Aim of the exercise →
Copy the records that follow exactly as written, but not their pictures.
_ _ _
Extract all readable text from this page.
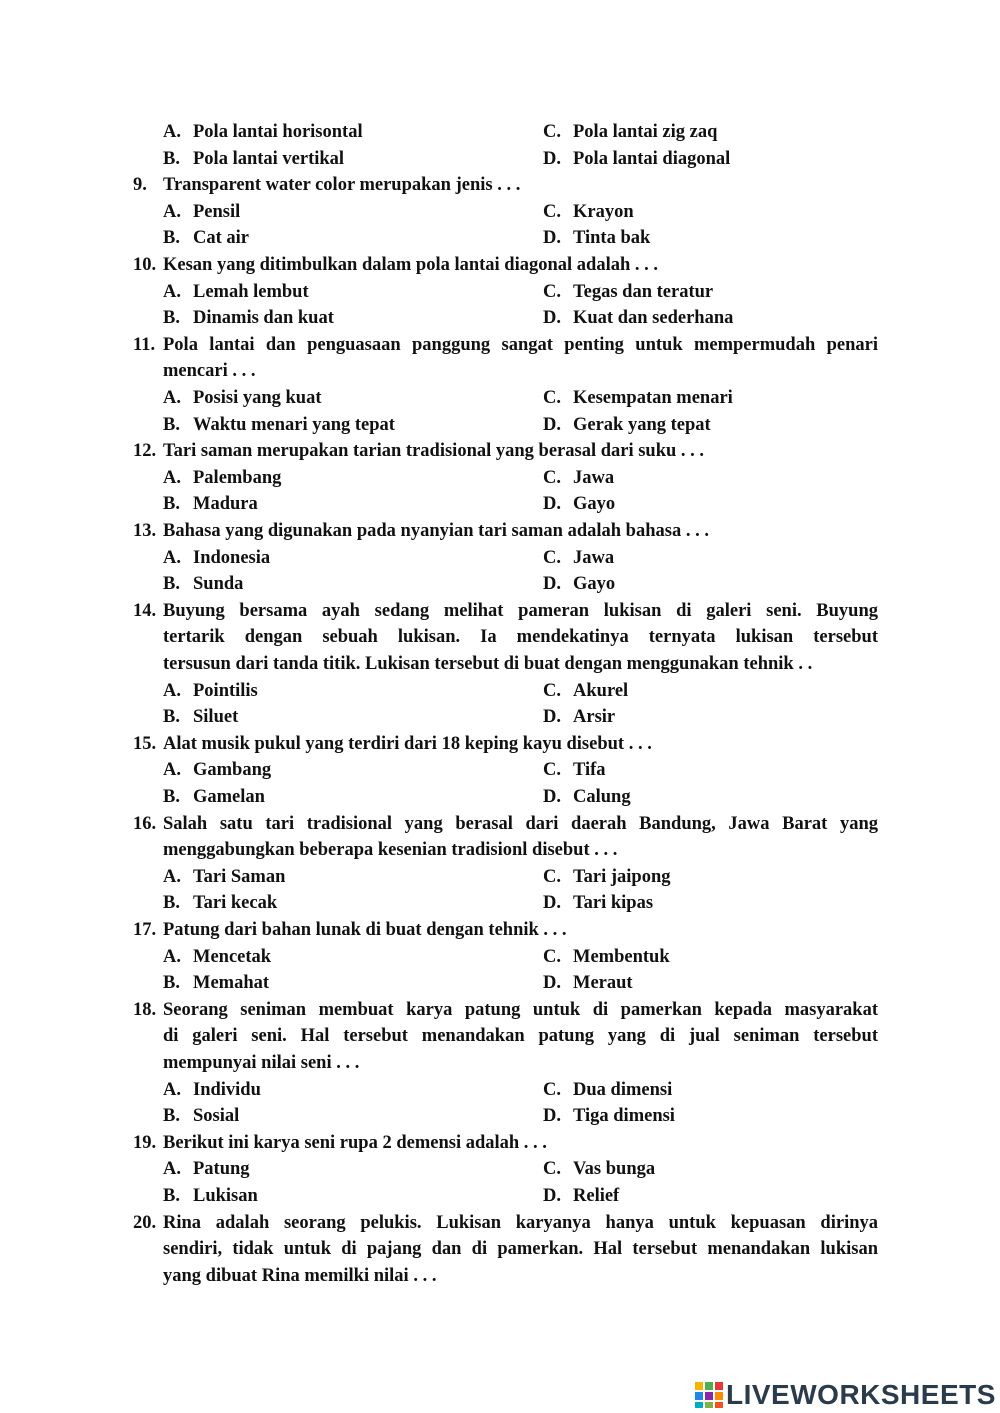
A. Pola lantai horisontal	C. Pola lantai zig zaq
B. Pola lantai vertikal	D. Pola lantai diagonal
Transparent water color merupakan jenis . . .
9.
A. Pensil	C. Krayon
B. Cat air	D. Tinta bak
Kesan yang ditimbulkan dalam pola lantai diagonal adalah . . .
10.
A. Lemah lembut	C. Tegas dan teratur
B. Dinamis dan kuat	D. Kuat dan sederhana
Pola lantai dan penguasaan panggung sangat penting untuk mempermudah penari
11.
mencari . . .
A. Posisi yang kuat	C. Kesempatan menari
B. Waktu menari yang tepat	D. Gerak yang tepat
Tari saman merupakan tarian tradisional yang berasal dari suku . . .
12.
A. Palembang	C. Jawa
B. Madura	D. Gayo
Bahasa yang digunakan pada nyanyian tari saman adalah bahasa . . .
13.
A. Indonesia	C. Jawa
B. Sunda	D. Gayo
Buyung bersama ayah sedang melihat pameran lukisan di galeri seni. Buyung
14.
tertarik dengan sebuah lukisan. Ia mendekatinya ternyata lukisan tersebut
tersusun dari tanda titik. Lukisan tersebut di buat dengan menggunakan tehnik . .
A. Pointilis	C. Akurel
B. Siluet	D. Arsir
Alat musik pukul yang terdiri dari 18 keping kayu disebut . . .
15.
A. Gambang	C. Tifa
B. Gamelan	D. Calung
Salah satu tari tradisional yang berasal dari daerah Bandung, Jawa Barat yang
16.
menggabungkan beberapa kesenian tradisionl disebut . . .
A. Tari Saman	C. Tari jaipong
B. Tari kecak	D. Tari kipas
Patung dari bahan lunak di buat dengan tehnik . . .
17.
A. Mencetak	C. Membentuk
B. Memahat	D. Meraut
Seorang seniman membuat karya patung untuk di pamerkan kepada masyarakat
18.
di galeri seni. Hal tersebut menandakan patung yang di jual seniman tersebut
mempunyai nilai seni . . .
A. Individu	C. Dua dimensi
B. Sosial	D. Tiga dimensi
Berikut ini karya seni rupa 2 demensi adalah . . .
19.
A. Patung	C. Vas bunga
B. Lukisan	D. Relief
Rina adalah seorang pelukis. Lukisan karyanya hanya untuk kepuasan dirinya
20.
sendiri, tidak untuk di pajang dan di pamerkan. Hal tersebut menandakan lukisan
yang dibuat Rina memilki nilai . . .
LIVEWORKSHEETS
_ _ _
Answer for this exercise →
Extract all readable text from this page.
A. Pola lantai horisontal	C. Pola lantai zig zaq
B. Pola lantai vertikal	D. Pola lantai diagonal
Transparent water color merupakan jenis . . .
9.
A. Pensil	C. Krayon
B. Cat air	D. Tinta bak
Kesan yang ditimbulkan dalam pola lantai diagonal adalah . . .
10.
A. Lemah lembut	C. Tegas dan teratur
B. Dinamis dan kuat	D. Kuat dan sederhana
Pola lantai dan penguasaan panggung sangat penting untuk mempermudah penari
11.
mencari . . .
A. Posisi yang kuat	C. Kesempatan menari
B. Waktu menari yang tepat	D. Gerak yang tepat
Tari saman merupakan tarian tradisional yang berasal dari suku . . .
12.
A. Palembang	C. Jawa
B. Madura	D. Gayo
Bahasa yang digunakan pada nyanyian tari saman adalah bahasa . . .
13.
A. Indonesia	C. Jawa
B. Sunda	D. Gayo
Buyung bersama ayah sedang melihat pameran lukisan di galeri seni. Buyung
14.
tertarik dengan sebuah lukisan. Ia mendekatinya ternyata lukisan tersebut
tersusun dari tanda titik. Lukisan tersebut di buat dengan menggunakan tehnik . .
A. Pointilis	C. Akurel
B. Siluet	D. Arsir
Alat musik pukul yang terdiri dari 18 keping kayu disebut . . .
15.
A. Gambang	C. Tifa
B. Gamelan	D. Calung
Salah satu tari tradisional yang berasal dari daerah Bandung, Jawa Barat yang
16.
menggabungkan beberapa kesenian tradisionl disebut . . .
A. Tari Saman	C. Tari jaipong
B. Tari kecak	D. Tari kipas
Patung dari bahan lunak di buat dengan tehnik . . .
17.
A. Mencetak	C. Membentuk
B. Memahat	D. Meraut
Seorang seniman membuat karya patung untuk di pamerkan kepada masyarakat
18.
di galeri seni. Hal tersebut menandakan patung yang di jual seniman tersebut
mempunyai nilai seni . . .
A. Individu	C. Dua dimensi
B. Sosial	D. Tiga dimensi
Berikut ini karya seni rupa 2 demensi adalah . . .
19.
A. Patung	C. Vas bunga
B. Lukisan	D. Relief
Rina adalah seorang pelukis. Lukisan karyanya hanya untuk kepuasan dirinya
20.
sendiri, tidak untuk di pajang dan di pamerkan. Hal tersebut menandakan lukisan
yang dibuat Rina memilki nilai . . .
LIVEWORKSHEETS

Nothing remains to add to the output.